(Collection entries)
--- begin ---

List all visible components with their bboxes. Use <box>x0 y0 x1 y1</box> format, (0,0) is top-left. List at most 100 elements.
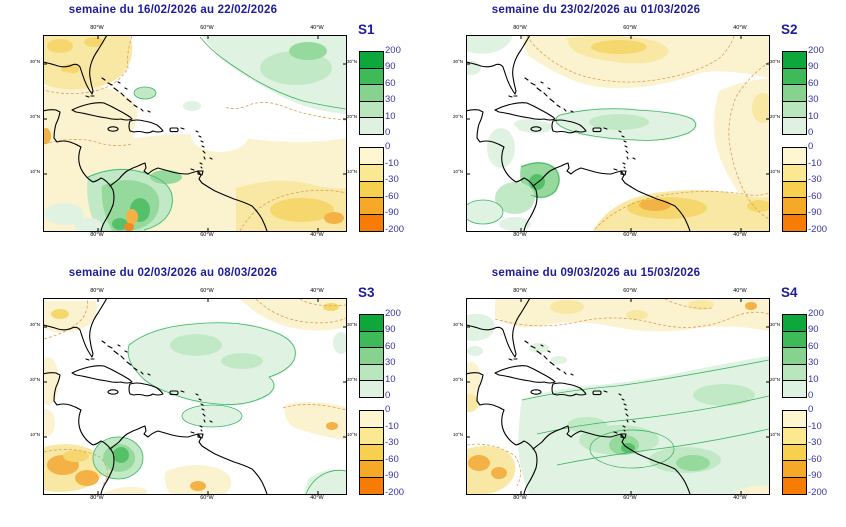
lon-tick-label: 80°W <box>90 495 104 501</box>
colorbar-cell <box>360 164 383 182</box>
lon-tick-label: 80°W <box>513 495 527 501</box>
colorbar-tick: 0 <box>808 141 814 152</box>
colorbar-tick: 30 <box>808 94 819 105</box>
colorbar-tick: -90 <box>385 470 399 481</box>
lat-tick-label: 30°N <box>452 59 463 64</box>
colorbar-tick: 0 <box>808 390 814 401</box>
lon-tick-label: 80°W <box>90 232 104 238</box>
forecast-panel-s2: semaine du 23/02/2026 au 01/03/2026 S2 8… <box>423 0 846 264</box>
lon-tick-label: 40°W <box>733 495 747 501</box>
colorbar-cell <box>783 164 806 182</box>
lat-tick-label: 30°N <box>29 59 40 64</box>
colorbar-tick: 0 <box>385 404 391 415</box>
colorbar-negative <box>782 410 807 495</box>
colorbar-tick: 60 <box>808 341 819 352</box>
colorbar-cell <box>360 68 383 86</box>
lat-tick-label: 10°N <box>347 169 358 174</box>
anomaly-map-s3 <box>43 298 347 495</box>
colorbar-tick: 90 <box>808 61 819 72</box>
lat-tick-label: 10°N <box>452 432 463 437</box>
colorbar-cell <box>360 381 383 397</box>
colorbar-tick: 30 <box>808 357 819 368</box>
lead-time-label: S1 <box>358 22 375 37</box>
colorbar-tick: 0 <box>385 127 391 138</box>
lat-tick-label: 10°N <box>29 432 40 437</box>
colorbar-tick: 10 <box>385 374 396 385</box>
colorbar-cell <box>783 444 806 462</box>
lat-tick-label: 20°N <box>452 377 463 382</box>
colorbar-tick: 90 <box>808 324 819 335</box>
colorbar-tick: -200 <box>385 224 405 235</box>
map-fill-blobs <box>44 299 346 494</box>
colorbar-cell <box>783 461 806 479</box>
colorbar-cell <box>360 85 383 102</box>
map-fill-blobs <box>467 299 769 494</box>
colorbar-cell <box>360 118 383 134</box>
panel-title: semaine du 02/03/2026 au 08/03/2026 <box>68 267 278 279</box>
lat-tick-label: 10°N <box>452 169 463 174</box>
colorbar-cell <box>783 52 806 69</box>
lat-tick-label: 20°N <box>29 377 40 382</box>
lon-tick-label: 80°W <box>90 288 104 294</box>
colorbar-positive <box>359 314 384 398</box>
colorbar-positive <box>782 51 807 135</box>
colorbar-tick: -90 <box>808 470 822 481</box>
lon-tick-label: 80°W <box>513 232 527 238</box>
map-fill-blobs <box>44 36 346 231</box>
lat-tick-label: 30°N <box>770 322 781 327</box>
lon-tick-label: 60°W <box>623 288 637 294</box>
contour-lines <box>467 36 769 230</box>
colorbar-cell <box>783 148 806 165</box>
colorbar-tick: -90 <box>385 207 399 218</box>
contour-lines <box>44 299 346 494</box>
lon-tick-label: 60°W <box>200 288 214 294</box>
lat-tick-label: 30°N <box>347 59 358 64</box>
colorbar-tick: 60 <box>385 78 396 89</box>
lon-tick-label: 80°W <box>513 288 527 294</box>
lat-tick-label: 30°N <box>770 59 781 64</box>
panel-title: semaine du 09/03/2026 au 15/03/2026 <box>491 267 701 279</box>
colorbar-tick: 0 <box>385 390 391 401</box>
colorbar-tick: -30 <box>808 437 822 448</box>
lon-tick-label: 40°W <box>733 288 747 294</box>
lon-tick-label: 60°W <box>623 232 637 238</box>
colorbar-cell <box>360 427 383 445</box>
lon-tick-label: 40°W <box>733 232 747 238</box>
colorbar-positive <box>359 51 384 135</box>
colorbar-tick: -10 <box>808 158 822 169</box>
colorbar-cell <box>783 101 806 119</box>
colorbar-tick: 30 <box>385 94 396 105</box>
colorbar-cell <box>360 198 383 216</box>
colorbar-cell <box>360 181 383 199</box>
colorbar-tick: 30 <box>385 357 396 368</box>
colorbar-cell <box>783 411 806 428</box>
lat-tick-label: 10°N <box>347 432 358 437</box>
lat-tick-label: 20°N <box>770 114 781 119</box>
colorbar-tick: -200 <box>808 224 828 235</box>
colorbar-tick: 90 <box>385 324 396 335</box>
lat-tick-label: 20°N <box>347 377 358 382</box>
colorbar-cell <box>360 348 383 365</box>
colorbar-tick: 0 <box>808 127 814 138</box>
colorbar-cell <box>783 381 806 397</box>
colorbar-tick: 0 <box>808 404 814 415</box>
colorbar-cell <box>783 348 806 365</box>
lat-tick-label: 10°N <box>770 432 781 437</box>
forecast-panel-s1: semaine du 16/02/2026 au 22/02/2026 S1 8… <box>0 0 423 264</box>
colorbar-tick: -200 <box>808 487 828 498</box>
lon-tick-label: 60°W <box>623 495 637 501</box>
colorbar-tick: -30 <box>385 174 399 185</box>
lon-tick-label: 80°W <box>90 25 104 31</box>
lon-tick-label: 60°W <box>200 495 214 501</box>
colorbar-tick: -10 <box>808 421 822 432</box>
lon-tick-label: 40°W <box>310 232 324 238</box>
forecast-panel-s4: semaine du 09/03/2026 au 15/03/2026 S4 8… <box>423 263 846 527</box>
anomaly-map-s2 <box>466 35 770 232</box>
colorbar-cell <box>783 198 806 216</box>
colorbar-cell <box>783 118 806 134</box>
colorbar-tick: 60 <box>808 78 819 89</box>
colorbar-cell <box>360 215 383 231</box>
panel-title: semaine du 23/02/2026 au 01/03/2026 <box>491 4 701 16</box>
lon-tick-label: 40°W <box>733 25 747 31</box>
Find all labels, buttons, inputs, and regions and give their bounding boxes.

--- end ---

● **EXERCISE DIRECTIONS**
Reproduce the stretch of data from the line containing "lon-tick-label: 80°W <box>90 495" through the line containing "lead-time-label: S1 <box>358 22 375 37</box>", substituting "scale-tick" for every "colorbar-tick" and changing nothing else.

● **SOLVED EXERCISE**
lon-tick-label: 80°W <box>90 495 104 501</box>
colorbar-cell <box>360 164 383 182</box>
lon-tick-label: 80°W <box>513 495 527 501</box>
scale-tick: 0 <box>808 141 814 152</box>
scale-tick: 30 <box>808 94 819 105</box>
scale-tick: -90 <box>385 470 399 481</box>
lat-tick-label: 30°N <box>452 59 463 64</box>
scale-tick: 0 <box>808 390 814 401</box>
lon-tick-label: 80°W <box>90 232 104 238</box>
forecast-panel-s2: semaine du 23/02/2026 au 01/03/2026 S2 8… <box>423 0 846 264</box>
lon-tick-label: 40°W <box>733 495 747 501</box>
colorbar-cell <box>783 164 806 182</box>
lat-tick-label: 30°N <box>29 59 40 64</box>
scale-tick: 0 <box>385 404 391 415</box>
colorbar-negative <box>782 410 807 495</box>
scale-tick: 60 <box>808 341 819 352</box>
colorbar-cell <box>360 68 383 86</box>
lat-tick-label: 10°N <box>347 169 358 174</box>
anomaly-map-s3 <box>43 298 347 495</box>
scale-tick: 90 <box>808 61 819 72</box>
lat-tick-label: 10°N <box>452 432 463 437</box>
colorbar-cell <box>360 381 383 397</box>
scale-tick: 30 <box>808 357 819 368</box>
lead-time-label: S1 <box>358 22 375 37</box>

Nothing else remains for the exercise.